### Your goal
From the listing below, pull each line that includes "cheddar".

### Saved entries
########
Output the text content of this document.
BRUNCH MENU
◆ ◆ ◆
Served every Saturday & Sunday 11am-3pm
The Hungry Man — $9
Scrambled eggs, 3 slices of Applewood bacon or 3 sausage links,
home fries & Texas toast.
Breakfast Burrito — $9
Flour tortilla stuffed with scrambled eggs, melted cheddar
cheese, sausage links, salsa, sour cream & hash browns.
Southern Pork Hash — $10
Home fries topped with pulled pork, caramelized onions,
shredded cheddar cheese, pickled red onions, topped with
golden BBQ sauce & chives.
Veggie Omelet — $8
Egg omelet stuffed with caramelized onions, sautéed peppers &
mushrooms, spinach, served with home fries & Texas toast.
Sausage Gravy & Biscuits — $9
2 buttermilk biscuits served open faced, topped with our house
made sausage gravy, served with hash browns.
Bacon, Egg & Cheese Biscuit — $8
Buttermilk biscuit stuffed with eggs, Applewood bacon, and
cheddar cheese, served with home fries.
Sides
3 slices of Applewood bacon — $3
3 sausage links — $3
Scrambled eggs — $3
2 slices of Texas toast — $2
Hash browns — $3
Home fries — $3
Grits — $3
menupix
########
### Exercise result
Flour tortilla stuffed with scrambled eggs, melted cheddar
shredded cheddar cheese, pickled red onions, topped with
cheddar cheese, served with home fries.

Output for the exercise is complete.